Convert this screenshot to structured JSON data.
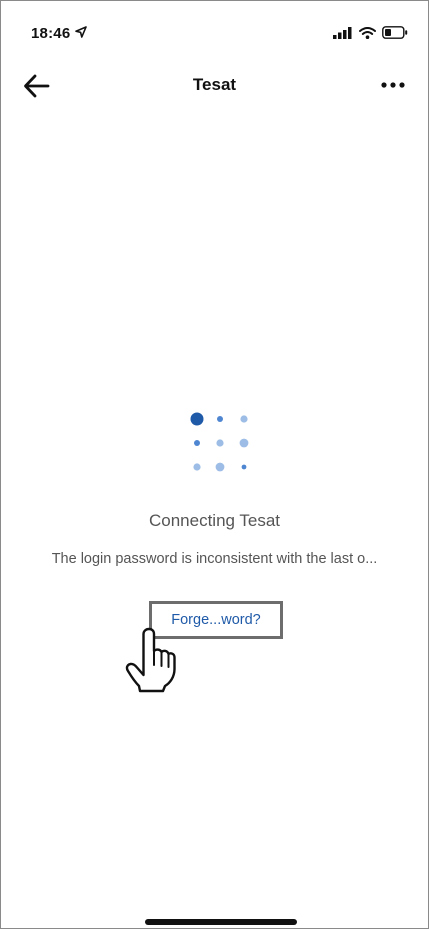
{
  "status_bar": {
    "time": "18:46",
    "icons": [
      "location-arrow-icon",
      "signal-icon",
      "wifi-icon",
      "battery-icon"
    ]
  },
  "nav_bar": {
    "title": "Tesat",
    "back_icon": "back-arrow-icon",
    "more_icon": "more-dots-icon"
  },
  "main": {
    "loader_icon": "loading-dots-icon",
    "connecting_text": "Connecting Tesat",
    "message": "The login password is inconsistent with the last o...",
    "forgot_link": "Forge...word?"
  },
  "overlay": {
    "pointer_icon": "hand-pointer-icon"
  },
  "colors": {
    "link": "#1f5aa8",
    "loader_dark": "#1f5aa8",
    "loader_mid": "#4f86d1",
    "loader_light": "#9dbde6",
    "text_muted": "#555555"
  }
}
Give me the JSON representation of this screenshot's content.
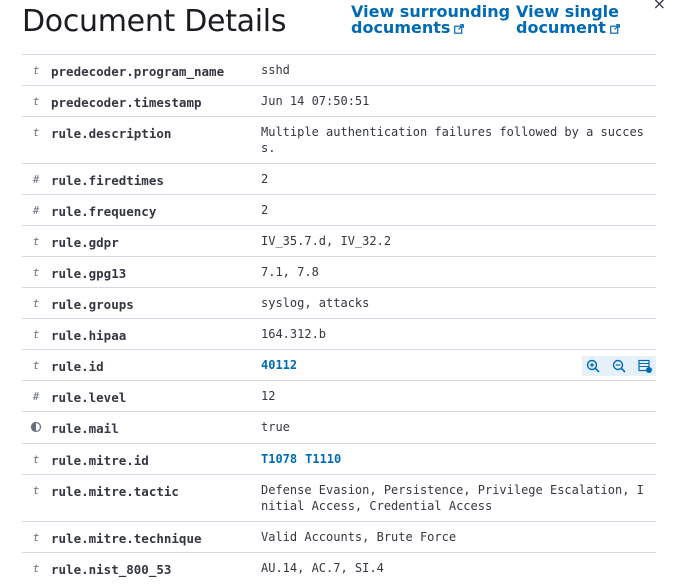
{
  "header": {
    "title": "Document Details",
    "surrounding_link_l1": "View surrounding",
    "surrounding_link_l2": "documents",
    "single_link_l1": "View single",
    "single_link_l2": "document",
    "close_label": "×"
  },
  "colors": {
    "link": "#006bb4",
    "divider": "#d3dae6",
    "text": "#343741"
  },
  "rows": [
    {
      "type": "t",
      "name": "predecoder.program_name",
      "value": "sshd"
    },
    {
      "type": "t",
      "name": "predecoder.timestamp",
      "value": "Jun 14 07:50:51"
    },
    {
      "type": "t",
      "name": "rule.description",
      "value": "Multiple authentication failures followed by a success."
    },
    {
      "type": "#",
      "name": "rule.firedtimes",
      "value": "2"
    },
    {
      "type": "#",
      "name": "rule.frequency",
      "value": "2"
    },
    {
      "type": "t",
      "name": "rule.gdpr",
      "value": "IV_35.7.d, IV_32.2"
    },
    {
      "type": "t",
      "name": "rule.gpg13",
      "value": "7.1, 7.8"
    },
    {
      "type": "t",
      "name": "rule.groups",
      "value": "syslog, attacks"
    },
    {
      "type": "t",
      "name": "rule.hipaa",
      "value": "164.312.b"
    },
    {
      "type": "t",
      "name": "rule.id",
      "value": "40112",
      "actions": [
        "filter-for-value-icon",
        "filter-out-value-icon",
        "toggle-column-icon"
      ]
    },
    {
      "type": "#",
      "name": "rule.level",
      "value": "12"
    },
    {
      "type": "bool",
      "name": "rule.mail",
      "value": "true"
    },
    {
      "type": "t",
      "name": "rule.mitre.id",
      "values": [
        "T1078",
        "T1110"
      ]
    },
    {
      "type": "t",
      "name": "rule.mitre.tactic",
      "value": "Defense Evasion, Persistence, Privilege Escalation, Initial Access, Credential Access"
    },
    {
      "type": "t",
      "name": "rule.mitre.technique",
      "value": "Valid Accounts, Brute Force"
    },
    {
      "type": "t",
      "name": "rule.nist_800_53",
      "value": "AU.14, AC.7, SI.4"
    }
  ]
}
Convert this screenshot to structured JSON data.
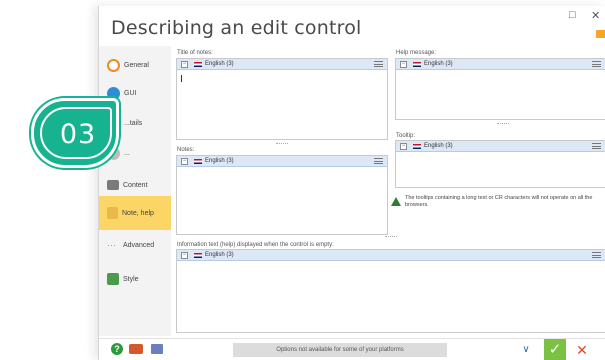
{
  "window": {
    "title": "Describing an edit control",
    "controls": {
      "minimize": "□",
      "close": "✕"
    }
  },
  "sidebar": {
    "items": [
      {
        "label": "General",
        "icon": "ring-icon"
      },
      {
        "label": "GUI",
        "icon": "eye-icon"
      },
      {
        "label": "...tails",
        "icon": "details-icon"
      },
      {
        "label": "...",
        "icon": "data-icon"
      },
      {
        "label": "Content",
        "icon": "folder-icon"
      },
      {
        "label": "Note, help",
        "icon": "note-icon",
        "active": true
      },
      {
        "label": "Advanced",
        "icon": "dots-icon"
      },
      {
        "label": "Style",
        "icon": "style-icon"
      }
    ]
  },
  "panels": {
    "title_of_notes": {
      "label": "Title of notes:",
      "lang": "English (3)"
    },
    "notes": {
      "label": "Notes:",
      "lang": "English (3)"
    },
    "help_message": {
      "label": "Help message:",
      "lang": "English (3)"
    },
    "tooltip": {
      "label": "Tooltip:",
      "lang": "English (3)"
    },
    "tooltip_warning": "The tooltips containing a long text or CR characters will not operate on all the browsers.",
    "info_text": {
      "label": "Information text (help) displayed when the control is empty:",
      "lang": "English (3)"
    }
  },
  "bottombar": {
    "help": "?",
    "platform_message": "Options not available for some of your platforms",
    "chevron": "∨",
    "ok": "✓",
    "cancel": "✕"
  },
  "badge": {
    "number": "03"
  },
  "colors": {
    "badge": "#17b390",
    "active_tab": "#fbd565",
    "lang_bar": "#dde8f7",
    "ok_button": "#7cc242",
    "cancel_button": "#e0492c"
  }
}
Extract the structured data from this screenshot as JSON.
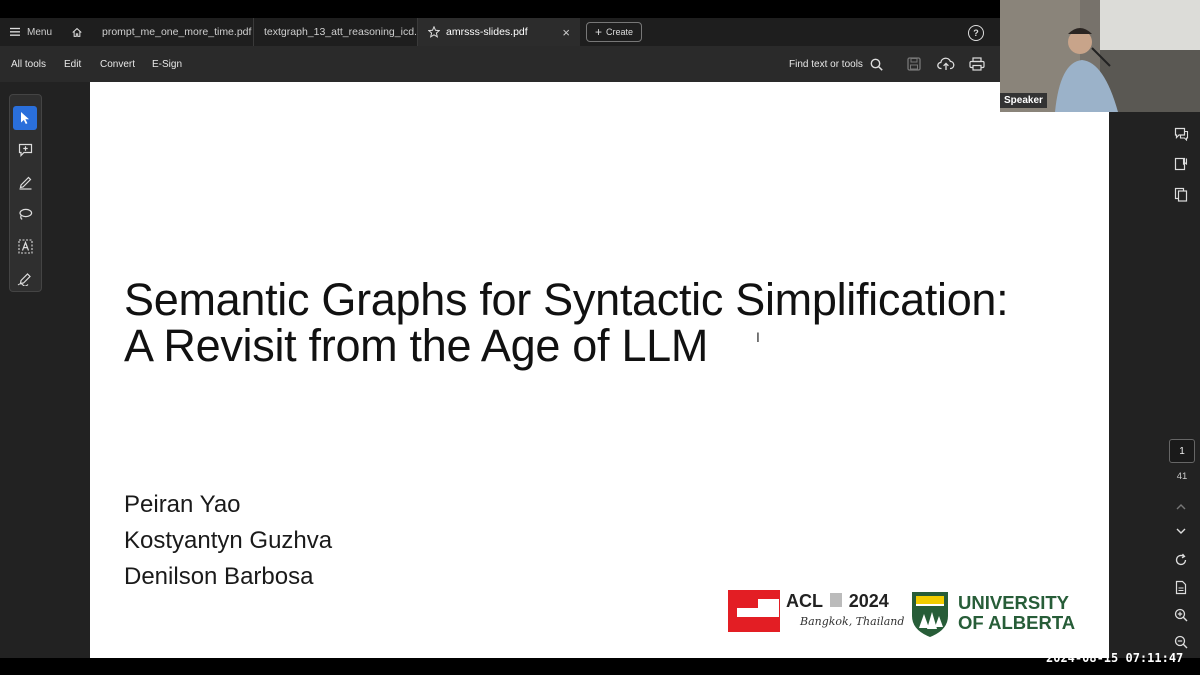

+--

Your task is to set down the records shown above exactly, minus any pictures.

Convert this screenshot to structured JSON data.
{
  "status_bar": {
    "time": "18:46",
    "icons": [
      "location-arrow-icon",
      "signal-icon",
      "wifi-icon",
      "battery-icon"
    ]
  },
  "nav_bar": {
    "title": "Tesat",
    "back_icon": "back-arrow-icon",
    "more_icon": "more-dots-icon"
  },
  "main": {
    "loader_icon": "loading-dots-icon",
    "connecting_text": "Connecting Tesat",
    "message": "The login password is inconsistent with the last o...",
    "forgot_link": "Forge...word?"
  },
  "overlay": {
    "pointer_icon": "hand-pointer-icon"
  },
  "colors": {
    "link": "#1f5aa8",
    "loader_dark": "#1f5aa8",
    "loader_mid": "#4f86d1",
    "loader_light": "#9dbde6",
    "text_muted": "#555555"
  }
}
Give me the JSON representation of this screenshot's content.
{
  "header": {
    "title": "Document Details",
    "surrounding_link_l1": "View surrounding",
    "surrounding_link_l2": "documents",
    "single_link_l1": "View single",
    "single_link_l2": "document",
    "close_label": "×"
  },
  "colors": {
    "link": "#006bb4",
    "divider": "#d3dae6",
    "text": "#343741"
  },
  "rows": [
    {
      "type": "t",
      "name": "predecoder.program_name",
      "value": "sshd"
    },
    {
      "type": "t",
      "name": "predecoder.timestamp",
      "value": "Jun 14 07:50:51"
    },
    {
      "type": "t",
      "name": "rule.description",
      "value": "Multiple authentication failures followed by a success."
    },
    {
      "type": "#",
      "name": "rule.firedtimes",
      "value": "2"
    },
    {
      "type": "#",
      "name": "rule.frequency",
      "value": "2"
    },
    {
      "type": "t",
      "name": "rule.gdpr",
      "value": "IV_35.7.d, IV_32.2"
    },
    {
      "type": "t",
      "name": "rule.gpg13",
      "value": "7.1, 7.8"
    },
    {
      "type": "t",
      "name": "rule.groups",
      "value": "syslog, attacks"
    },
    {
      "type": "t",
      "name": "rule.hipaa",
      "value": "164.312.b"
    },
    {
      "type": "t",
      "name": "rule.id",
      "value": "40112",
      "actions": [
        "filter-for-value-icon",
        "filter-out-value-icon",
        "toggle-column-icon"
      ]
    },
    {
      "type": "#",
      "name": "rule.level",
      "value": "12"
    },
    {
      "type": "bool",
      "name": "rule.mail",
      "value": "true"
    },
    {
      "type": "t",
      "name": "rule.mitre.id",
      "values": [
        "T1078",
        "T1110"
      ]
    },
    {
      "type": "t",
      "name": "rule.mitre.tactic",
      "value": "Defense Evasion, Persistence, Privilege Escalation, Initial Access, Credential Access"
    },
    {
      "type": "t",
      "name": "rule.mitre.technique",
      "value": "Valid Accounts, Brute Force"
    },
    {
      "type": "t",
      "name": "rule.nist_800_53",
      "value": "AU.14, AC.7, SI.4"
    }
  ]
}
Convert this screenshot to structured JSON data.
{
  "window": {
    "title": "Describing an edit control",
    "controls": {
      "minimize": "□",
      "close": "✕"
    }
  },
  "sidebar": {
    "items": [
      {
        "label": "General",
        "icon": "ring-icon"
      },
      {
        "label": "GUI",
        "icon": "eye-icon"
      },
      {
        "label": "...tails",
        "icon": "details-icon"
      },
      {
        "label": "...",
        "icon": "data-icon"
      },
      {
        "label": "Content",
        "icon": "folder-icon"
      },
      {
        "label": "Note, help",
        "icon": "note-icon",
        "active": true
      },
      {
        "label": "Advanced",
        "icon": "dots-icon"
      },
      {
        "label": "Style",
        "icon": "style-icon"
      }
    ]
  },
  "panels": {
    "title_of_notes": {
      "label": "Title of notes:",
      "lang": "English (3)"
    },
    "notes": {
      "label": "Notes:",
      "lang": "English (3)"
    },
    "help_message": {
      "label": "Help message:",
      "lang": "English (3)"
    },
    "tooltip": {
      "label": "Tooltip:",
      "lang": "English (3)"
    },
    "tooltip_warning": "The tooltips containing a long text or CR characters will not operate on all the browsers.",
    "info_text": {
      "label": "Information text (help) displayed when the control is empty:",
      "lang": "English (3)"
    }
  },
  "bottombar": {
    "help": "?",
    "platform_message": "Options not available for some of your platforms",
    "chevron": "∨",
    "ok": "✓",
    "cancel": "✕"
  },
  "badge": {
    "number": "03"
  },
  "colors": {
    "badge": "#17b390",
    "active_tab": "#fbd565",
    "lang_bar": "#dde8f7",
    "ok_button": "#7cc242",
    "cancel_button": "#e0492c"
  }
}
Extract the structured data from this screenshot as JSON.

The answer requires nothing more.